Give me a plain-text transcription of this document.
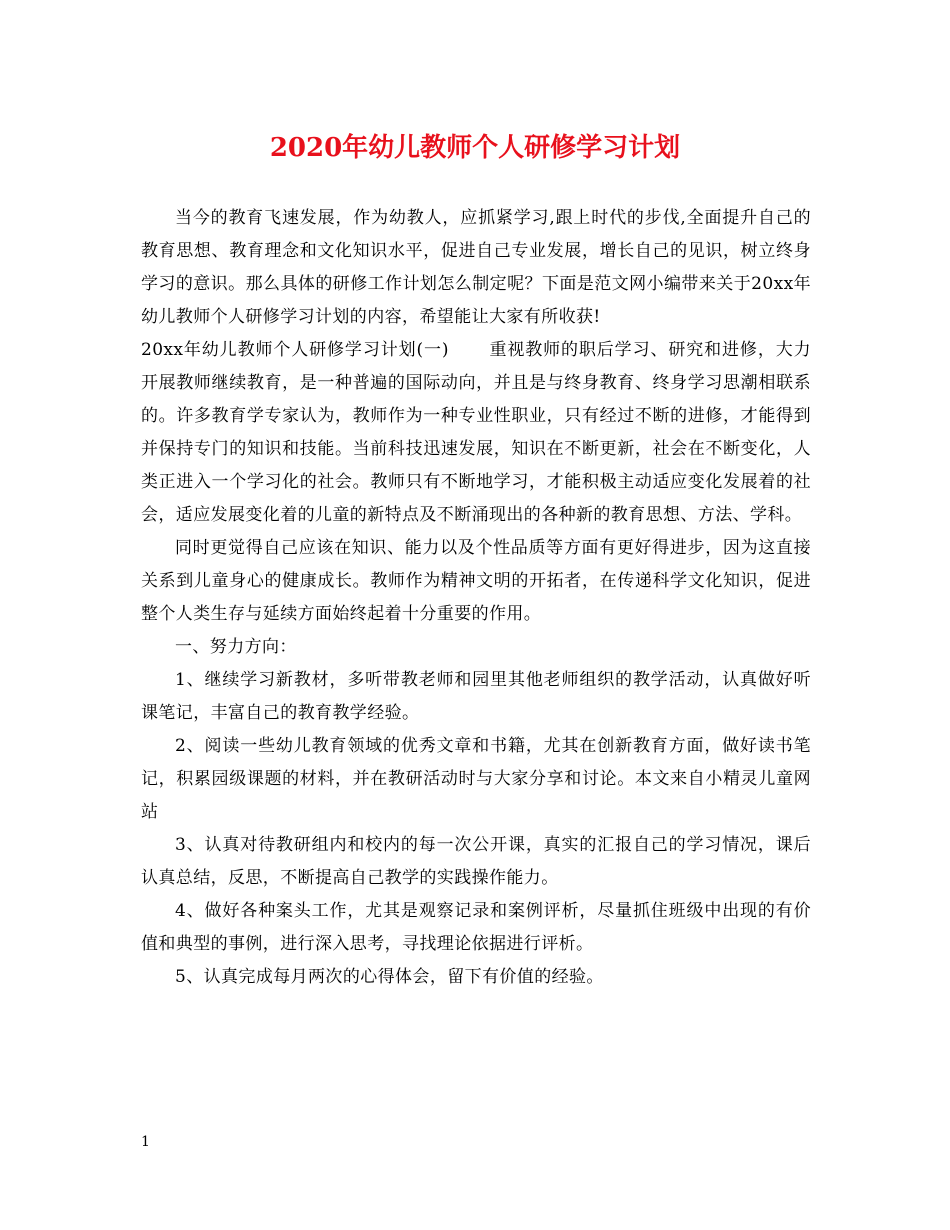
2020年幼儿教师个人研修学习计划

当今的教育飞速发展，作为幼教人，应抓紧学习,跟上时代的步伐,全面提升自己的教育思想、教育理念和文化知识水平，促进自己专业发展，增长自己的见识，树立终身学习的意识。那么具体的研修工作计划怎么制定呢？下面是范文网小编带来关于20xx年幼儿教师个人研修学习计划的内容，希望能让大家有所收获!

20xx年幼儿教师个人研修学习计划(一) 重视教师的职后学习、研究和进修，大力开展教师继续教育，是一种普遍的国际动向，并且是与终身教育、终身学习思潮相联系的。许多教育学专家认为，教师作为一种专业性职业，只有经过不断的进修，才能得到并保持专门的知识和技能。当前科技迅速发展，知识在不断更新，社会在不断变化，人类正进入一个学习化的社会。教师只有不断地学习，才能积极主动适应变化发展着的社会，适应发展变化着的儿童的新特点及不断涌现出的各种新的教育思想、方法、学科。

同时更觉得自己应该在知识、能力以及个性品质等方面有更好得进步，因为这直接关系到儿童身心的健康成长。教师作为精神文明的开拓者，在传递科学文化知识，促进整个人类生存与延续方面始终起着十分重要的作用。

一、努力方向：

1、继续学习新教材，多听带教老师和园里其他老师组织的教学活动，认真做好听课笔记，丰富自己的教育教学经验。

2、阅读一些幼儿教育领域的优秀文章和书籍，尤其在创新教育方面，做好读书笔记，积累园级课题的材料，并在教研活动时与大家分享和讨论。本文来自小精灵儿童网站

3、认真对待教研组内和校内的每一次公开课，真实的汇报自己的学习情况，课后认真总结，反思，不断提高自己教学的实践操作能力。

4、做好各种案头工作，尤其是观察记录和案例评析，尽量抓住班级中出现的有价值和典型的事例，进行深入思考，寻找理论依据进行评析。

5、认真完成每月两次的心得体会，留下有价值的经验。

1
━━━━
:: Stated task ::
Quote the entries in full. Any image among them is to be omitted from the copy.

:: Solution for this exercise ::
Give me a plain-text transcription of this document.
2020年幼儿教师个人研修学习计划

当今的教育飞速发展，作为幼教人，应抓紧学习,跟上时代的步伐,全面提升自己的教育思想、教育理念和文化知识水平，促进自己专业发展，增长自己的见识，树立终身学习的意识。那么具体的研修工作计划怎么制定呢？下面是范文网小编带来关于20xx年幼儿教师个人研修学习计划的内容，希望能让大家有所收获!

20xx年幼儿教师个人研修学习计划(一) 重视教师的职后学习、研究和进修，大力开展教师继续教育，是一种普遍的国际动向，并且是与终身教育、终身学习思潮相联系的。许多教育学专家认为，教师作为一种专业性职业，只有经过不断的进修，才能得到并保持专门的知识和技能。当前科技迅速发展，知识在不断更新，社会在不断变化，人类正进入一个学习化的社会。教师只有不断地学习，才能积极主动适应变化发展着的社会，适应发展变化着的儿童的新特点及不断涌现出的各种新的教育思想、方法、学科。

同时更觉得自己应该在知识、能力以及个性品质等方面有更好得进步，因为这直接关系到儿童身心的健康成长。教师作为精神文明的开拓者，在传递科学文化知识，促进整个人类生存与延续方面始终起着十分重要的作用。

一、努力方向：

1、继续学习新教材，多听带教老师和园里其他老师组织的教学活动，认真做好听课笔记，丰富自己的教育教学经验。

2、阅读一些幼儿教育领域的优秀文章和书籍，尤其在创新教育方面，做好读书笔记，积累园级课题的材料，并在教研活动时与大家分享和讨论。本文来自小精灵儿童网站

3、认真对待教研组内和校内的每一次公开课，真实的汇报自己的学习情况，课后认真总结，反思，不断提高自己教学的实践操作能力。

4、做好各种案头工作，尤其是观察记录和案例评析，尽量抓住班级中出现的有价值和典型的事例，进行深入思考，寻找理论依据进行评析。

5、认真完成每月两次的心得体会，留下有价值的经验。

1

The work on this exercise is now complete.